- Task goal: Quote the records beneath, complete and exact. Leave out images.

= = = = = = =

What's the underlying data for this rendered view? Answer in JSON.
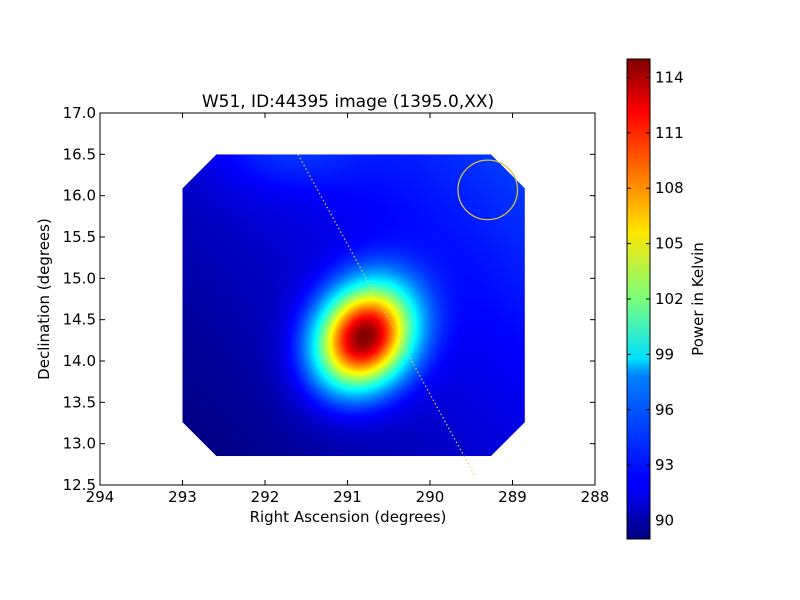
{
  "chart_data": {
    "type": "heatmap",
    "title": "W51, ID:44395 image (1395.0,XX)",
    "xlabel": "Right Ascension (degrees)",
    "ylabel": "Declination (degrees)",
    "xlim": [
      294,
      288
    ],
    "ylim": [
      12.5,
      17.0
    ],
    "xticks": [
      294,
      293,
      292,
      291,
      290,
      289,
      288
    ],
    "xtick_labels": [
      "294",
      "293",
      "292",
      "291",
      "290",
      "289",
      "288"
    ],
    "yticks": [
      12.5,
      13.0,
      13.5,
      14.0,
      14.5,
      15.0,
      15.5,
      16.0,
      16.5,
      17.0
    ],
    "ytick_labels": [
      "12.5",
      "13.0",
      "13.5",
      "14.0",
      "14.5",
      "15.0",
      "15.5",
      "16.0",
      "16.5",
      "17.0"
    ],
    "image_extent": {
      "ra": [
        293.0,
        288.85
      ],
      "dec": [
        12.85,
        16.5
      ]
    },
    "source_peak": {
      "ra": 290.8,
      "dec": 14.3,
      "value": 115
    },
    "background_range": [
      89,
      94
    ],
    "beam_circle": {
      "ra": 289.3,
      "dec": 16.07,
      "color": "#d4c43a"
    },
    "scan_line": {
      "points": [
        [
          291.6,
          16.5
        ],
        [
          289.45,
          12.6
        ]
      ],
      "color": "#d8d460",
      "style": "dotted"
    },
    "colorbar": {
      "label": "Power in Kelvin",
      "vmin": 89,
      "vmax": 115,
      "ticks": [
        90,
        93,
        96,
        99,
        102,
        105,
        108,
        111,
        114
      ],
      "tick_labels": [
        "90",
        "93",
        "96",
        "99",
        "102",
        "105",
        "108",
        "111",
        "114"
      ],
      "colormap": "jet"
    }
  }
}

= = = = = = =

- Response below:
What's the underlying data for this rendered view? Answer in JSON.
{
  "chart_data": {
    "type": "heatmap",
    "title": "W51, ID:44395 image (1395.0,XX)",
    "xlabel": "Right Ascension (degrees)",
    "ylabel": "Declination (degrees)",
    "xlim": [
      294,
      288
    ],
    "ylim": [
      12.5,
      17.0
    ],
    "xticks": [
      294,
      293,
      292,
      291,
      290,
      289,
      288
    ],
    "xtick_labels": [
      "294",
      "293",
      "292",
      "291",
      "290",
      "289",
      "288"
    ],
    "yticks": [
      12.5,
      13.0,
      13.5,
      14.0,
      14.5,
      15.0,
      15.5,
      16.0,
      16.5,
      17.0
    ],
    "ytick_labels": [
      "12.5",
      "13.0",
      "13.5",
      "14.0",
      "14.5",
      "15.0",
      "15.5",
      "16.0",
      "16.5",
      "17.0"
    ],
    "image_extent": {
      "ra": [
        293.0,
        288.85
      ],
      "dec": [
        12.85,
        16.5
      ]
    },
    "source_peak": {
      "ra": 290.8,
      "dec": 14.3,
      "value": 115
    },
    "background_range": [
      89,
      94
    ],
    "beam_circle": {
      "ra": 289.3,
      "dec": 16.07,
      "color": "#d4c43a"
    },
    "scan_line": {
      "points": [
        [
          291.6,
          16.5
        ],
        [
          289.45,
          12.6
        ]
      ],
      "color": "#d8d460",
      "style": "dotted"
    },
    "colorbar": {
      "label": "Power in Kelvin",
      "vmin": 89,
      "vmax": 115,
      "ticks": [
        90,
        93,
        96,
        99,
        102,
        105,
        108,
        111,
        114
      ],
      "tick_labels": [
        "90",
        "93",
        "96",
        "99",
        "102",
        "105",
        "108",
        "111",
        "114"
      ],
      "colormap": "jet"
    }
  }
}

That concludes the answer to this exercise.